__Seçilmiş Bölüm__.
★ ★ ★
İsrail’in meşru bir devlet olarak tanınması ve var olma hakkının kabul edilmesi müzakerelerin kapısını açacaktır. Bence diğer her şey müzakere konusu olabilir ve İsrailliler çok şeyden vazgeçebilir. Ama bu noktada, insan hakları ihlallerinde bulunan gruplar olduğunda—ve açıkça her iki tarafın da savaş hukuku veya insani ihlaller işlediğini söylemekten çekinmiyorum—insanların nefretle dolduğu bir ortam oluşuyor. Sonuç olarak, bu tutum bir sonraki nesle aktarılıyor ve 10 yıl içinde başka bir intifada ya da benzeri bir durumla karşılaşıyoruz; insanlar birbirlerinin boğazına sarılıyor. Burada oturup “Bir çözüm bulabiliriz” demek kesinlikle doğru—bir çözüm bulabiliriz. Ama kimsenin oturup “Tamam, iyi bir anlaşma yapalım” demeye istekli olduğu görünmüyor. Ve bu da gerçekleşiyor gibi görünmüyor. Keşke gerçekleşseydi.
★ ★ ★
__Göreve Ait Kayıtlar__.
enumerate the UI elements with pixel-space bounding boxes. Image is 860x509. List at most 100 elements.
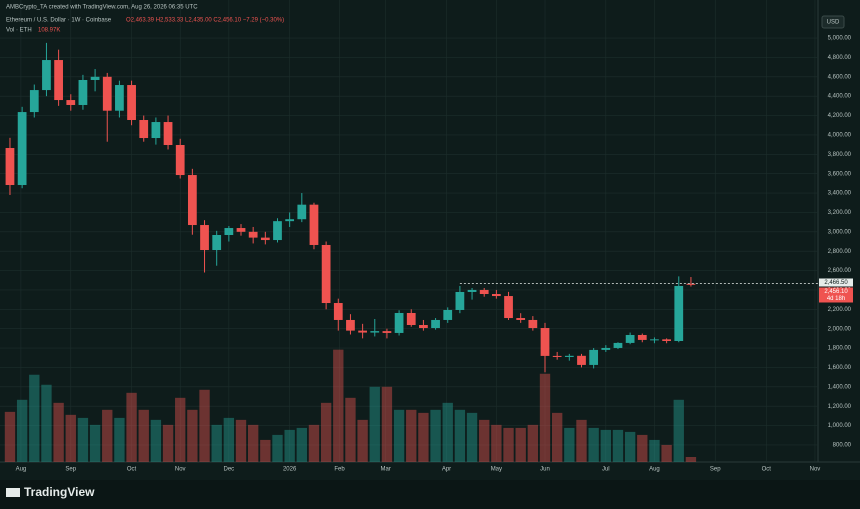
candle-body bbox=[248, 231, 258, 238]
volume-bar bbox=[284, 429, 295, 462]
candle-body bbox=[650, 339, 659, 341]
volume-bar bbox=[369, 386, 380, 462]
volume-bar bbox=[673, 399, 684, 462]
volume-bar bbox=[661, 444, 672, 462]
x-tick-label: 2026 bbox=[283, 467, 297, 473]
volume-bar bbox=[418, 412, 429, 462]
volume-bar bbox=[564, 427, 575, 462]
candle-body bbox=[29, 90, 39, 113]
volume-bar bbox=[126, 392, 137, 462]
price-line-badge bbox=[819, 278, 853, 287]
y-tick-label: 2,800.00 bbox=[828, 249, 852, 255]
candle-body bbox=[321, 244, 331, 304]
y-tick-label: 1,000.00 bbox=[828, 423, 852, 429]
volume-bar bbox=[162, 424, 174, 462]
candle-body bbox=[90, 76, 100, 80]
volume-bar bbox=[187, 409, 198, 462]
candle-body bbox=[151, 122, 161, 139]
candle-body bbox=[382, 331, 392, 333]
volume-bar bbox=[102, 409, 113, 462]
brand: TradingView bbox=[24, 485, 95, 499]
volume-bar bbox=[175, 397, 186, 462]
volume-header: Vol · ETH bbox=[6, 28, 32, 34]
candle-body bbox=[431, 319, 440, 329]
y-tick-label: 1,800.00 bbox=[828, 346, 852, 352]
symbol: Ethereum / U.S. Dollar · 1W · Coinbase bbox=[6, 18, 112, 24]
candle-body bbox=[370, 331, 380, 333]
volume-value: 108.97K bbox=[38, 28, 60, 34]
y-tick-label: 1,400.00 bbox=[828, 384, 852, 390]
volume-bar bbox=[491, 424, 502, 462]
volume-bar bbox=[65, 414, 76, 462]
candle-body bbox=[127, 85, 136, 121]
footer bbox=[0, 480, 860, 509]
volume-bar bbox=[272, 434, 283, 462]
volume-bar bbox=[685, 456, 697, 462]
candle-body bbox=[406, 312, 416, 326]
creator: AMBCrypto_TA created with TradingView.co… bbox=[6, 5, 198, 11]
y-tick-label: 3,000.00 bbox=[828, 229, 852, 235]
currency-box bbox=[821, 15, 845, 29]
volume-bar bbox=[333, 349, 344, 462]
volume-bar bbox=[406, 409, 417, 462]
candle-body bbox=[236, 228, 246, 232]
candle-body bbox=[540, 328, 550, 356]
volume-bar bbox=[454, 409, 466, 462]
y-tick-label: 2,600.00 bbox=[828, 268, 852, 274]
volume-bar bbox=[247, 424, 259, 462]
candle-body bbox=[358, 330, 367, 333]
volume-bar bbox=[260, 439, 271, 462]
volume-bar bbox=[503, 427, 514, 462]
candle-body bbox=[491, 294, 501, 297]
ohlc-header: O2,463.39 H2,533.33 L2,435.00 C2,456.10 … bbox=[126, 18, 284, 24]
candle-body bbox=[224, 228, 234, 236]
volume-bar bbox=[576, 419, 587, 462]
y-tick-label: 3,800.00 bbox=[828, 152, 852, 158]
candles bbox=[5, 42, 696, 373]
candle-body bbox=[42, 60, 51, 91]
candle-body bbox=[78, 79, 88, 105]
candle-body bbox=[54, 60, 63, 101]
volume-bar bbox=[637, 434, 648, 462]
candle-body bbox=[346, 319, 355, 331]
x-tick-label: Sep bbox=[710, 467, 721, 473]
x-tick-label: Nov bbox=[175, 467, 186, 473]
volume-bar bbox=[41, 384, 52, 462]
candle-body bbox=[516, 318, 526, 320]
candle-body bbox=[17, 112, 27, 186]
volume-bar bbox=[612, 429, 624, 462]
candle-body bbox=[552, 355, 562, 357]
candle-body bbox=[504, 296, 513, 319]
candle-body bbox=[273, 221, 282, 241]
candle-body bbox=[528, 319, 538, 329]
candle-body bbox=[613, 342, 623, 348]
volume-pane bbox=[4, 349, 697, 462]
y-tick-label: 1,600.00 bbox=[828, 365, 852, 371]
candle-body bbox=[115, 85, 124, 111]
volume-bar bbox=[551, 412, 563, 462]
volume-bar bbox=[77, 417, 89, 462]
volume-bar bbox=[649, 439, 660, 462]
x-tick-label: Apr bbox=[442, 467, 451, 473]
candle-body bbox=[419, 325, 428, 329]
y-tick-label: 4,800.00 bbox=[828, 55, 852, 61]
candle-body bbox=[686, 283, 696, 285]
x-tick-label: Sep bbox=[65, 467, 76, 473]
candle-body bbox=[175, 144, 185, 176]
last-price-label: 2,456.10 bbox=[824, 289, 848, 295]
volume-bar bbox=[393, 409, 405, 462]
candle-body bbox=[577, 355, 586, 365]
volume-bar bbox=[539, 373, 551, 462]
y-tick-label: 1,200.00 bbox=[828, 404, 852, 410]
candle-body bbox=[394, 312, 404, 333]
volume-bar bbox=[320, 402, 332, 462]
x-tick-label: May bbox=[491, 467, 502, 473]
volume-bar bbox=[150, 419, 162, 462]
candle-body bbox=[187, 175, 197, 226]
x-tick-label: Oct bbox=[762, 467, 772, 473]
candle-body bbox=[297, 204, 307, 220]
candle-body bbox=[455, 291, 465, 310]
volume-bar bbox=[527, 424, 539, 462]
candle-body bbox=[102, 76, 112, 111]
★ ★ ★
__Belirtilen Amaç A__. Seçilmiş bölümün "İsrail’in meşru bir" ifadesinden başlayıp "görünmüyor. Keşke gerçekleşseydi." ifadesine kadar (bu ifade de dahil) olan kısmını aynen kopyalayınız.
__Belirtilen Amaç B__. Kayıtlarda "candle-body bbox=[248, 231, 258, 238]" içeren satırdan "volume-bar bbox=[564, 427, 575, 462]" içeren satıra kadar (bu satır da dahil) olan satırları, "volume-bar" yerine "volume-column" yazarak ve başka hiçbir şeyi değiştirmeden yeniden veriniz. Yalnızca bu satırları yazınız.

__Görev Yanıtı A__.
İsrail’in meşru bir devlet olarak tanınması ve var olma hakkının kabul edilmesi müzakerelerin kapısını açacaktır. Bence diğer her şey müzakere konusu olabilir ve İsrailliler çok şeyden vazgeçebilir. Ama bu noktada, insan hakları ihlallerinde bulunan gruplar olduğunda—ve açıkça her iki tarafın da savaş hukuku veya insani ihlaller işlediğini söylemekten çekinmiyorum—insanların nefretle dolduğu bir ortam oluşuyor. Sonuç olarak, bu tutum bir sonraki nesle aktarılıyor ve 10 yıl içinde başka bir intifada ya da benzeri bir durumla karşılaşıyoruz; insanlar birbirlerinin boğazına sarılıyor. Burada oturup “Bir çözüm bulabiliriz” demek kesinlikle doğru—bir çözüm bulabiliriz. Ama kimsenin oturup “Tamam, iyi bir anlaşma yapalım” demeye istekli olduğu görünmüyor. Ve bu da gerçekleşiyor gibi görünmüyor. Keşke gerçekleşseydi.

__Görev Yanıtı B__.
candle-body bbox=[248, 231, 258, 238]
volume-column bbox=[284, 429, 295, 462]
candle-body bbox=[650, 339, 659, 341]
volume-column bbox=[369, 386, 380, 462]
volume-column bbox=[673, 399, 684, 462]
volume-column bbox=[661, 444, 672, 462]
x-tick-label: 2026 bbox=[283, 467, 297, 473]
volume-column bbox=[418, 412, 429, 462]
volume-column bbox=[564, 427, 575, 462]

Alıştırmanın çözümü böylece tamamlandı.